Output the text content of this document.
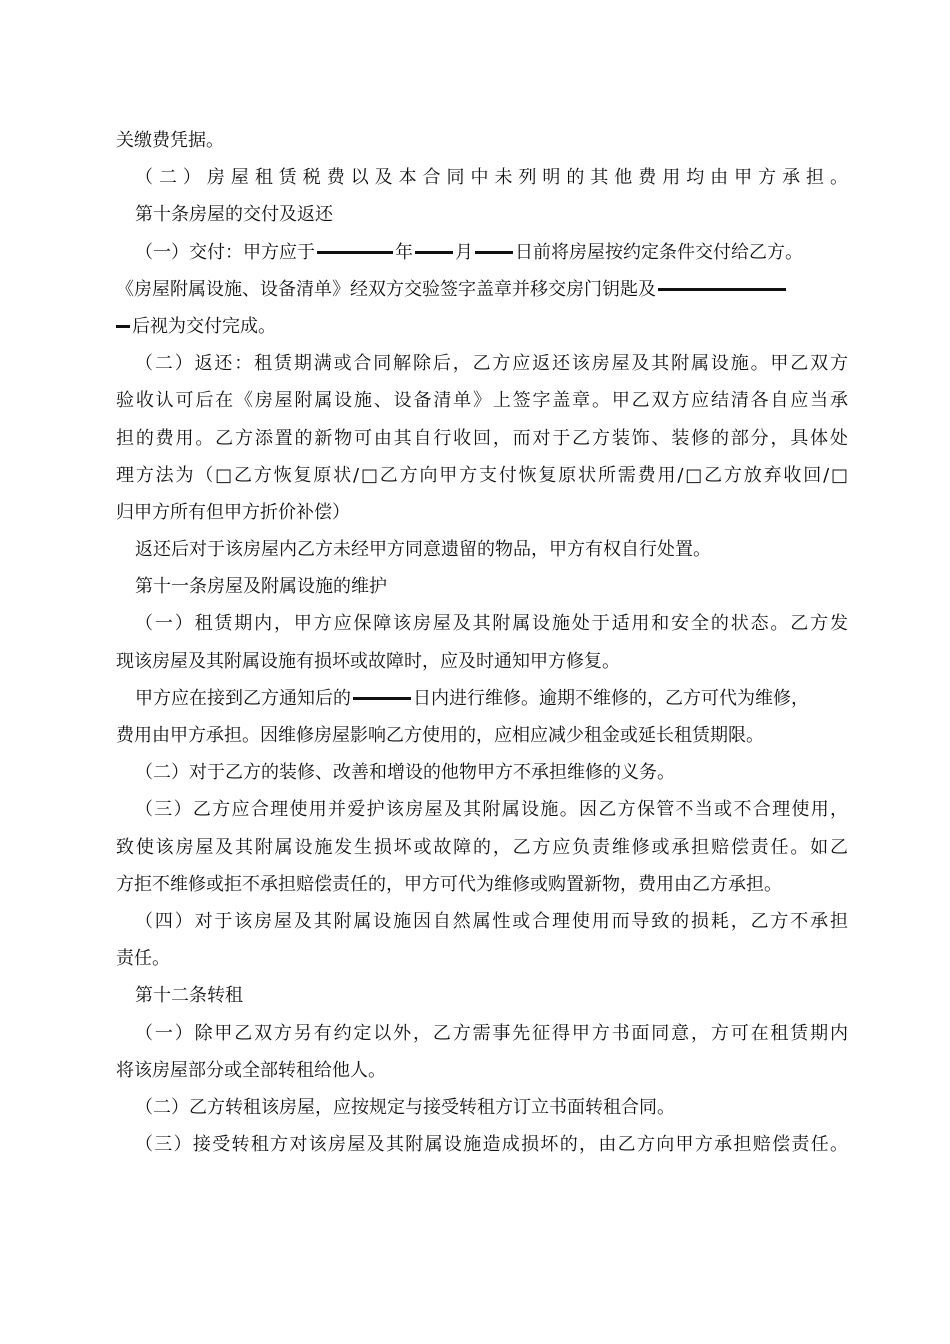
关缴费凭据。
（二）房屋租赁税费以及本合同中未列明的其他费用均由甲方承担。
第十条房屋的交付及返还
（一）交付：甲方应于	年 月 日前将房屋按约定条件交付给乙方。
《房屋附属设施、设备清单》经双方交验签字盖章并移交房门钥匙及
后视为交付完成。
（二）返还：租赁期满或合同解除后，乙方应返还该房屋及其附属设施。甲乙双方
验收认可后在《房屋附属设施、设备清单》上签字盖章。甲乙双方应结清各自应当承
担的费用。乙方添置的新物可由其自行收回，而对于乙方装饰、装修的部分，具体处
理方法为（□乙方恢复原状/□乙方向甲方支付恢复原状所需费用/□乙方放弃收回/□
归甲方所有但甲方折价补偿）
返还后对于该房屋内乙方未经甲方同意遗留的物品，甲方有权自行处置。
第十一条房屋及附属设施的维护
（一）租赁期内，甲方应保障该房屋及其附属设施处于适用和安全的状态。乙方发
现该房屋及其附属设施有损坏或故障时，应及时通知甲方修复。
甲方应在接到乙方通知后的	日内进行维修。逾期不维修的，乙方可代为维修，
费用由甲方承担。因维修房屋影响乙方使用的，应相应减少租金或延长租赁期限。
（二）对于乙方的装修、改善和增设的他物甲方不承担维修的义务。
（三）乙方应合理使用并爱护该房屋及其附属设施。因乙方保管不当或不合理使用，
致使该房屋及其附属设施发生损坏或故障的，乙方应负责维修或承担赔偿责任。如乙
方拒不维修或拒不承担赔偿责任的，甲方可代为维修或购置新物，费用由乙方承担。
（四）对于该房屋及其附属设施因自然属性或合理使用而导致的损耗，乙方不承担
责任。
第十二条转租
（一）除甲乙双方另有约定以外，乙方需事先征得甲方书面同意，方可在租赁期内
将该房屋部分或全部转租给他人。
（二）乙方转租该房屋，应按规定与接受转租方订立书面转租合同。
（三）接受转租方对该房屋及其附属设施造成损坏的，由乙方向甲方承担赔偿责任。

========

**SET EXERCISE:** Leave out the pictures and output every record above precisely as given.

**FINISHED ANSWER:**
Output the text content of this document.
关缴费凭据。
（二）房屋租赁税费以及本合同中未列明的其他费用均由甲方承担。
第十条房屋的交付及返还
（一）交付：甲方应于	年 月 日前将房屋按约定条件交付给乙方。
《房屋附属设施、设备清单》经双方交验签字盖章并移交房门钥匙及
后视为交付完成。
（二）返还：租赁期满或合同解除后，乙方应返还该房屋及其附属设施。甲乙双方
验收认可后在《房屋附属设施、设备清单》上签字盖章。甲乙双方应结清各自应当承
担的费用。乙方添置的新物可由其自行收回，而对于乙方装饰、装修的部分，具体处
理方法为（□乙方恢复原状/□乙方向甲方支付恢复原状所需费用/□乙方放弃收回/□
归甲方所有但甲方折价补偿）
返还后对于该房屋内乙方未经甲方同意遗留的物品，甲方有权自行处置。
第十一条房屋及附属设施的维护
（一）租赁期内，甲方应保障该房屋及其附属设施处于适用和安全的状态。乙方发
现该房屋及其附属设施有损坏或故障时，应及时通知甲方修复。
甲方应在接到乙方通知后的	日内进行维修。逾期不维修的，乙方可代为维修，
费用由甲方承担。因维修房屋影响乙方使用的，应相应减少租金或延长租赁期限。
（二）对于乙方的装修、改善和增设的他物甲方不承担维修的义务。
（三）乙方应合理使用并爱护该房屋及其附属设施。因乙方保管不当或不合理使用，
致使该房屋及其附属设施发生损坏或故障的，乙方应负责维修或承担赔偿责任。如乙
方拒不维修或拒不承担赔偿责任的，甲方可代为维修或购置新物，费用由乙方承担。
（四）对于该房屋及其附属设施因自然属性或合理使用而导致的损耗，乙方不承担
责任。
第十二条转租
（一）除甲乙双方另有约定以外，乙方需事先征得甲方书面同意，方可在租赁期内
将该房屋部分或全部转租给他人。
（二）乙方转租该房屋，应按规定与接受转租方订立书面转租合同。
（三）接受转租方对该房屋及其附属设施造成损坏的，由乙方向甲方承担赔偿责任。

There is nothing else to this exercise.